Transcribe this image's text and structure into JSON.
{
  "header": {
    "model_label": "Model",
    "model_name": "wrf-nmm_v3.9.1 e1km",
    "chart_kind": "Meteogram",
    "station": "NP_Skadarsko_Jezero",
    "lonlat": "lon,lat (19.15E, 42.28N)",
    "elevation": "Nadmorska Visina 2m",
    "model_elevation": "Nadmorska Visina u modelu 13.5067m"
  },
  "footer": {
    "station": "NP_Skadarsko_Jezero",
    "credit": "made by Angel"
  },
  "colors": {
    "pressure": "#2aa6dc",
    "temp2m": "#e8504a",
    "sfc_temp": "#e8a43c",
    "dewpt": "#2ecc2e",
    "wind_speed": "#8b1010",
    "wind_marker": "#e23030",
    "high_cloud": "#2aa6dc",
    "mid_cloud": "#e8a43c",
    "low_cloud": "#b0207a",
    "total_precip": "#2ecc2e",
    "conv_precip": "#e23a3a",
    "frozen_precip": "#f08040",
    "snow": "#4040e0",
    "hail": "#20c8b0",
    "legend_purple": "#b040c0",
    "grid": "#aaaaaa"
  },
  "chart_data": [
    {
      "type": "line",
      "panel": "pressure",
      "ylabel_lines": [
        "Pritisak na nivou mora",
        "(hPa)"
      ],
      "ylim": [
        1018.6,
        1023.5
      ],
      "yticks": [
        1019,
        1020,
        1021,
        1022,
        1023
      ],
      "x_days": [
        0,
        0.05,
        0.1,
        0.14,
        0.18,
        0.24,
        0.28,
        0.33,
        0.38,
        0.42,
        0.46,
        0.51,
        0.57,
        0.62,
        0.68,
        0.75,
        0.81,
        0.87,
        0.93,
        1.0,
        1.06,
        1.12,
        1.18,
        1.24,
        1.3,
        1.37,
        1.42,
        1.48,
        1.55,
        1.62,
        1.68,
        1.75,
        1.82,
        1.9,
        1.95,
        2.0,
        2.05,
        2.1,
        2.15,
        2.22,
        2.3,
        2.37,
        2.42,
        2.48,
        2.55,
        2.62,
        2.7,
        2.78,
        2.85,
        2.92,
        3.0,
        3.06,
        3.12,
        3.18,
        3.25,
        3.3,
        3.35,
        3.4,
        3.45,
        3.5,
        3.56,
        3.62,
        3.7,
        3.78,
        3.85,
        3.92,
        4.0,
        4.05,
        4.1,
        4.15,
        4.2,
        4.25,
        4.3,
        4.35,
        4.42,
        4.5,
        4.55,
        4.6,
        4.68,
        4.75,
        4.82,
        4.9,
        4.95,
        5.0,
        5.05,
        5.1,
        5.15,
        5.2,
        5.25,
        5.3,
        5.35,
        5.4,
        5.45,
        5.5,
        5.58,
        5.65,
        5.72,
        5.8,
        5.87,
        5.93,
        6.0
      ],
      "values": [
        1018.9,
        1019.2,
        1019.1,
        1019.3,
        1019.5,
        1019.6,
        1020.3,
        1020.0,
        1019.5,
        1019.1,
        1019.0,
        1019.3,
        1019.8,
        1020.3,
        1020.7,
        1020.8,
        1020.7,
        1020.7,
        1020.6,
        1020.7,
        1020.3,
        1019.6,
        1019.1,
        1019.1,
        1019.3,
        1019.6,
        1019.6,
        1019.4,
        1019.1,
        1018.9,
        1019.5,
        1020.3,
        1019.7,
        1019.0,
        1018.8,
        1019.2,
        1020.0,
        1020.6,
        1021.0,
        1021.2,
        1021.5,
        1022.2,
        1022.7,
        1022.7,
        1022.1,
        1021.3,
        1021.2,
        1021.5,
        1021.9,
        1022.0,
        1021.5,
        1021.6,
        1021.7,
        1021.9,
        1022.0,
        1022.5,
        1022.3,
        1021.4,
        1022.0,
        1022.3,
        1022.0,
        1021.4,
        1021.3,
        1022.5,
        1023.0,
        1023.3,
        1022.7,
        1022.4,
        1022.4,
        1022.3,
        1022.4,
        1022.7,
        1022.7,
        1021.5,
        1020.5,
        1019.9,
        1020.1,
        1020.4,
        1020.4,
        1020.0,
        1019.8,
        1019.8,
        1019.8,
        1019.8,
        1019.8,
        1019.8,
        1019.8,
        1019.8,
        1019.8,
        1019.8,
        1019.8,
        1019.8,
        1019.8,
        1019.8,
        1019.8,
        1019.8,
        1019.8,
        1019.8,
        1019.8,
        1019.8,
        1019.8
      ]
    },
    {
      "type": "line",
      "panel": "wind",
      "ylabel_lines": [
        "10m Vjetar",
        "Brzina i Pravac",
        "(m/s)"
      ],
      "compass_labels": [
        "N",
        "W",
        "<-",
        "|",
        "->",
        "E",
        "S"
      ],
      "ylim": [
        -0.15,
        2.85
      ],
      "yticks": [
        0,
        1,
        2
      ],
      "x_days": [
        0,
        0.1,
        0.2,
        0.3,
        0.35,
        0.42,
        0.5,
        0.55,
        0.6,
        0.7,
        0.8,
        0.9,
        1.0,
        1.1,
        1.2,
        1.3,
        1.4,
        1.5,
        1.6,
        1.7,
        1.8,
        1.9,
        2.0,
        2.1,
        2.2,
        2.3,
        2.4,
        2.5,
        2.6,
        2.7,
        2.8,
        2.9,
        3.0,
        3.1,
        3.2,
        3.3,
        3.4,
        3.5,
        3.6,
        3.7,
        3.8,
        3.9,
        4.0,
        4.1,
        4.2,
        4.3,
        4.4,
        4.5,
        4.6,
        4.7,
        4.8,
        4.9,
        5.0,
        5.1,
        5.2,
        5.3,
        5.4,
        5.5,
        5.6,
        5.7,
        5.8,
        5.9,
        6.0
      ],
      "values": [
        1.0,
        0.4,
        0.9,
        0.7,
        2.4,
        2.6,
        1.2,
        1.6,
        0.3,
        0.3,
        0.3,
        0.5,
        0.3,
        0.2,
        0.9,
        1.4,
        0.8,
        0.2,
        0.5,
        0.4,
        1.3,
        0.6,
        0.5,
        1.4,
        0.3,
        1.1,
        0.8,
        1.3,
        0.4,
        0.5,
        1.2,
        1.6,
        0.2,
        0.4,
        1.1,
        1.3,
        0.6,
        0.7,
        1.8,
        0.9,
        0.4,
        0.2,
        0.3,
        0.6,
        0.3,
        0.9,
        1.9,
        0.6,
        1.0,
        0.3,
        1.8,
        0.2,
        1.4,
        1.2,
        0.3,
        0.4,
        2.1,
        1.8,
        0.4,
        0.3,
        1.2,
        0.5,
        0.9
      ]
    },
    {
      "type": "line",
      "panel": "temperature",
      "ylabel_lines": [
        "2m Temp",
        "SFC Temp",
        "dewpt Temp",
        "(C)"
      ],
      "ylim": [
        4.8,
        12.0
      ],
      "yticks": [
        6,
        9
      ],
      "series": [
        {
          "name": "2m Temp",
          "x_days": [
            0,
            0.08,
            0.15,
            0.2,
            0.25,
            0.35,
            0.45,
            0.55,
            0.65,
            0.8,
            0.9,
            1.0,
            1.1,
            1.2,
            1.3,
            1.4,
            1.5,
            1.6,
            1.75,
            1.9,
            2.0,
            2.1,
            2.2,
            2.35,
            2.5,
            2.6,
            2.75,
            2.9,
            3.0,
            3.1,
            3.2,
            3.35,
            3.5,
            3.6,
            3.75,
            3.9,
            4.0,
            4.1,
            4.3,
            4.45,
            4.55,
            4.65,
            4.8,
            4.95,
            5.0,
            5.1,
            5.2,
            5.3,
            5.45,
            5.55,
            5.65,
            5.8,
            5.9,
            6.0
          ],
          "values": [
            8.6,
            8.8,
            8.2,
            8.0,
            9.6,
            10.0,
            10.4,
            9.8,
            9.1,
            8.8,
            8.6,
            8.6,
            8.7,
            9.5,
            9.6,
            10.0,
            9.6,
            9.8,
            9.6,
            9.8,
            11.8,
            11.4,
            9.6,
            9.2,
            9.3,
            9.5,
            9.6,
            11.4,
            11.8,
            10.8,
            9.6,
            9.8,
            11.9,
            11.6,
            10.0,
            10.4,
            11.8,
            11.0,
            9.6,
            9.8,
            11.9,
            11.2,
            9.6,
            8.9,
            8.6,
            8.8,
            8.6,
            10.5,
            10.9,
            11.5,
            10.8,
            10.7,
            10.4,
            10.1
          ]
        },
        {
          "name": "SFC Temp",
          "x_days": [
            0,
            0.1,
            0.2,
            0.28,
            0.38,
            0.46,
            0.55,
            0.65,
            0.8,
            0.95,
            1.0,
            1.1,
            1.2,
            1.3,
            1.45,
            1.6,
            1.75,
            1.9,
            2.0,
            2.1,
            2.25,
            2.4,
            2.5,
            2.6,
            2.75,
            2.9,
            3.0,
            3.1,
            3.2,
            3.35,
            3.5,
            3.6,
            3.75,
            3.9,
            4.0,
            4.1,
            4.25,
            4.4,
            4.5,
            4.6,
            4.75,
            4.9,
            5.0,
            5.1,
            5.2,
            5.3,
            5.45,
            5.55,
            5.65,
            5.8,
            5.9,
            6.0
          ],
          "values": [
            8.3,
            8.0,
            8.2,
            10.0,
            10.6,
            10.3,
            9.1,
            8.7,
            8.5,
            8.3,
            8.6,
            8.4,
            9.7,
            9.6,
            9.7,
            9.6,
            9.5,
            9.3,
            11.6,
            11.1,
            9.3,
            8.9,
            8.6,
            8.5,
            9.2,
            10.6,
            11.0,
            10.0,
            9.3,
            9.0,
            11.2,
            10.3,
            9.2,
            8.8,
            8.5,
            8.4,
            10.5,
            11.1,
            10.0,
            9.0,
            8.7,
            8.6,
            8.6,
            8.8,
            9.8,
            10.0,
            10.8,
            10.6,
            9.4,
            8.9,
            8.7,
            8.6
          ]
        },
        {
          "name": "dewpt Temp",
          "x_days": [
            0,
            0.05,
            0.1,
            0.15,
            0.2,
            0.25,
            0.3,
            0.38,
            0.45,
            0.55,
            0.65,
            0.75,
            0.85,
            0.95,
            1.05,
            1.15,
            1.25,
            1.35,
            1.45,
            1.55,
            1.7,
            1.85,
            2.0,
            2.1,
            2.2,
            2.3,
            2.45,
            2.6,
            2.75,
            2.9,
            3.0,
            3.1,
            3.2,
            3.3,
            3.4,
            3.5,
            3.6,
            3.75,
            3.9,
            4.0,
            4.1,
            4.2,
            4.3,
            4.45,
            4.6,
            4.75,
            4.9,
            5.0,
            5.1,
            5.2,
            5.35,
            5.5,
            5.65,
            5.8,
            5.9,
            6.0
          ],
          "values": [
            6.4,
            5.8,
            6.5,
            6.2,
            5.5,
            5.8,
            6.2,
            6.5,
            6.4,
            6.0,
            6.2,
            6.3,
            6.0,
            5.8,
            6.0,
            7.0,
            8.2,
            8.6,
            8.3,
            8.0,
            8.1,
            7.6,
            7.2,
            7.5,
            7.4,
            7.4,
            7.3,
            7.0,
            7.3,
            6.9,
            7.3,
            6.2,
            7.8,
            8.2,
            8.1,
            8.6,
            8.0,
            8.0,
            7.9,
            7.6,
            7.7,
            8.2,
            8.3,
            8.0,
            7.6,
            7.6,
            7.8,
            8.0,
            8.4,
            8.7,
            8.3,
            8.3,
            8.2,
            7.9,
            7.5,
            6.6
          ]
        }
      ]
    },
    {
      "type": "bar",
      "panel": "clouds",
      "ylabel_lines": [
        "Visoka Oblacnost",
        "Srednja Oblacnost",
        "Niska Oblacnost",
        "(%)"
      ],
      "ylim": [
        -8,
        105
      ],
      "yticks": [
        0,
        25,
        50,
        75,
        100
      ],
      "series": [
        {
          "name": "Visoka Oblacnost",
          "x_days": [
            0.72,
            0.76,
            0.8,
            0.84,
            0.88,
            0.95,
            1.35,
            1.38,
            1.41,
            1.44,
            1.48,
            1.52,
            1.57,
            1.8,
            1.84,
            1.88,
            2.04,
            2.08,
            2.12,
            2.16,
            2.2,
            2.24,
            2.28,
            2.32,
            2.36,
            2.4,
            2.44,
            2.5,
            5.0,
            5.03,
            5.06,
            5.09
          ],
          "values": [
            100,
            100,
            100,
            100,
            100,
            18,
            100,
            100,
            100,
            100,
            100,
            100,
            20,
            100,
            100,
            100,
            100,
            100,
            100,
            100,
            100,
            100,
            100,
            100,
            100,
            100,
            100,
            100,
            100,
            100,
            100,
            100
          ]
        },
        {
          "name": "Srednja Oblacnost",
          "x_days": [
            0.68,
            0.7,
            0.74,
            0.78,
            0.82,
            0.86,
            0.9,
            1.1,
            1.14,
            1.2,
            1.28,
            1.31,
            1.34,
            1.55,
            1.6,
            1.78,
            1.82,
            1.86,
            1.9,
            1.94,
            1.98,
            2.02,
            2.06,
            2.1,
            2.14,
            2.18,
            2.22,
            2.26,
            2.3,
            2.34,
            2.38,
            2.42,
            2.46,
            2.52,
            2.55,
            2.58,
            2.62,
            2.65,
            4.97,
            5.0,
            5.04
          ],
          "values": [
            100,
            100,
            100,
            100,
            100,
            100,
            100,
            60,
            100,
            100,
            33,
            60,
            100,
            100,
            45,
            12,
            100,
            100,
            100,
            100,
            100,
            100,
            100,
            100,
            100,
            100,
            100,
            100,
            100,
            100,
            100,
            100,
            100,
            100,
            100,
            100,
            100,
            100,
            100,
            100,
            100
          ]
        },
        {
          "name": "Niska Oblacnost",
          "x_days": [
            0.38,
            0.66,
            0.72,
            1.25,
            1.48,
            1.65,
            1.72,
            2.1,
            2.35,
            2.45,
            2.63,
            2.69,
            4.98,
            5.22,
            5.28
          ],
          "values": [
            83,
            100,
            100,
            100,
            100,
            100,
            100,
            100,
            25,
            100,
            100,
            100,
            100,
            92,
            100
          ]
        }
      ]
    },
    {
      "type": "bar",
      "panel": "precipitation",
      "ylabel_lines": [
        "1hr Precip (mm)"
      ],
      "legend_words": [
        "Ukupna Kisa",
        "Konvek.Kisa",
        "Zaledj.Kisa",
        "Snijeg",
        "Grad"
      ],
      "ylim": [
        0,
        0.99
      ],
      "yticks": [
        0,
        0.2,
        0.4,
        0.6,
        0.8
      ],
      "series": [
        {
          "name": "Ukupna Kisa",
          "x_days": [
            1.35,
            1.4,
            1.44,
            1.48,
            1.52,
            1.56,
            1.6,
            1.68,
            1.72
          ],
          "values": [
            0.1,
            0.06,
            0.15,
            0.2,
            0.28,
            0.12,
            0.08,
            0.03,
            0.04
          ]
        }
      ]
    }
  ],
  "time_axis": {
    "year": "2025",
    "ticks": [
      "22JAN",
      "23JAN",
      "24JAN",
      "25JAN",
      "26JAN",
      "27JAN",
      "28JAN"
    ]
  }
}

########

| Exercise task |
From the listing, copy each line containing the word "dewpt".

| Complete answer |
    "dewpt": "#2ecc2e",
        "dewpt Temp",
          "name": "dewpt Temp",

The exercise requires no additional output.